# TEXT SHOWN
Government Post Graduate College, Abbottabad  (), also known as GPGC No.1 Abbottabad, is a government tertiary college located in Abbottabad. GPGC No.1 is affiliated with Abbottabad University (AUST) and BISE Abbottabad for Bachelor and intermediate programs respectively.

History 
GPGC college was established in 1944 in a rented building on the Mansehra Road, Abbottabad. After independence, it was shifted to the center of the city in the Araya School. In 1954 the Chief Minister of the N-W.F.P (now Khyber Pakhtunkhwa) Abdul Qayyum Khan inaugurated the present building at the link road Abbottabad.

In 1966, GPGC Mandian started M.Sc Physics and MA Economics programs. In 1973, MA programs of English, Urdu and M.Sc programs in Chemistry and Mathematics were started. M.Sc Botany and MA Political Science programs begun in the campus in 1986. In 1999 M.Sc Computer Science was started. In 2010 MA History was further added at postgraduate level. Now it is called a mini university. The college has almost five thousand students from 11th grade to 16th grade in 27 common subjects of science and arts. GPGC Abbottabad offers 4-year bachelor program in English, Mathematics, Chemistry, Computer Science. Physics, Economics, Botany, Political Science, GIS and H.P.E.

# RECORDS SUPPLIED
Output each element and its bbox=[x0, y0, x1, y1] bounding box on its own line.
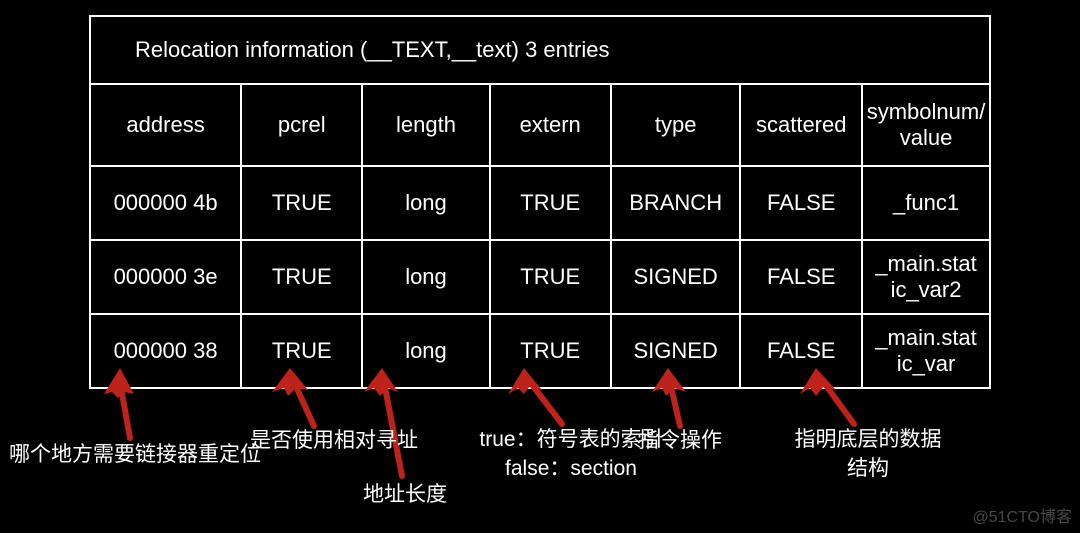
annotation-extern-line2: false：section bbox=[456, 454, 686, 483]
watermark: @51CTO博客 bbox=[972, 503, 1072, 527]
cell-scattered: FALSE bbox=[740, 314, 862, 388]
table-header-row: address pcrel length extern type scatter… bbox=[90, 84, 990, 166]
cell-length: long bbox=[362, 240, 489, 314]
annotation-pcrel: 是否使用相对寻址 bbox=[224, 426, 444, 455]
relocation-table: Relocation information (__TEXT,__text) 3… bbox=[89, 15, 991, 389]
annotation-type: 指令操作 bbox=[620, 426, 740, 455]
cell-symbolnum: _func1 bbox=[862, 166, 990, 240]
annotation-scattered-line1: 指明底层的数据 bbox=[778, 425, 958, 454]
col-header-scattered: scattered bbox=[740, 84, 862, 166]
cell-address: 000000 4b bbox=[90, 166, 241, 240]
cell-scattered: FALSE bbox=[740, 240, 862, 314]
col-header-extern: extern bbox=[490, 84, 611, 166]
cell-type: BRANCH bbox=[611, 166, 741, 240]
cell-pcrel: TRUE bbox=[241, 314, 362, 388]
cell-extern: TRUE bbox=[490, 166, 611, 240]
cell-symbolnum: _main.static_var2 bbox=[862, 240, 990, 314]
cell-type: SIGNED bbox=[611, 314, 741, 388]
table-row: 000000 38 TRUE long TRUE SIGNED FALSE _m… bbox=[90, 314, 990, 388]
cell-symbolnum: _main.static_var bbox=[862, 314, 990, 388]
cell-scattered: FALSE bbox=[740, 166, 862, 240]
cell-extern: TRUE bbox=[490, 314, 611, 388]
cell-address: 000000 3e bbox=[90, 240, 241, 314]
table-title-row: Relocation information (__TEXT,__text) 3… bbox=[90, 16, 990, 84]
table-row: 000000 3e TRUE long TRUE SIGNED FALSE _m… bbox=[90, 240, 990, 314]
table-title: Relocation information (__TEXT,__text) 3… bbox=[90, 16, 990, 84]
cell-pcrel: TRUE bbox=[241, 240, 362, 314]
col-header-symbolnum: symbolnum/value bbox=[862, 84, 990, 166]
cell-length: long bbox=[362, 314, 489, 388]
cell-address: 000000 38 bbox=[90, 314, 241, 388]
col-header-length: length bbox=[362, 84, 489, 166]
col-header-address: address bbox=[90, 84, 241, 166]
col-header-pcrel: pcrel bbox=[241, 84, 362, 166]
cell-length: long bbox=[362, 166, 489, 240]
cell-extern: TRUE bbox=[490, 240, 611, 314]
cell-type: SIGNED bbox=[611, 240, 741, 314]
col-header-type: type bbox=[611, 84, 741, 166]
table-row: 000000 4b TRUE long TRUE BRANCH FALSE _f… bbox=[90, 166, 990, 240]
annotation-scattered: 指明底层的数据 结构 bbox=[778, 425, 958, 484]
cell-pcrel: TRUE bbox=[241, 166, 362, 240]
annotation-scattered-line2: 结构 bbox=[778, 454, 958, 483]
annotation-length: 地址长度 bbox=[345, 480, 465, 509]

# GOAL
According to the college text, who inaugurated the present building at the link road in Abbottabad? The material has nothing to do with the college text.

# EXERCISE ANSWER
Abdul Qayyum Khan, the Chief Minister of the N-W.F.P (now Khyber Pakhtunkhwa), inaugurated it in 1954.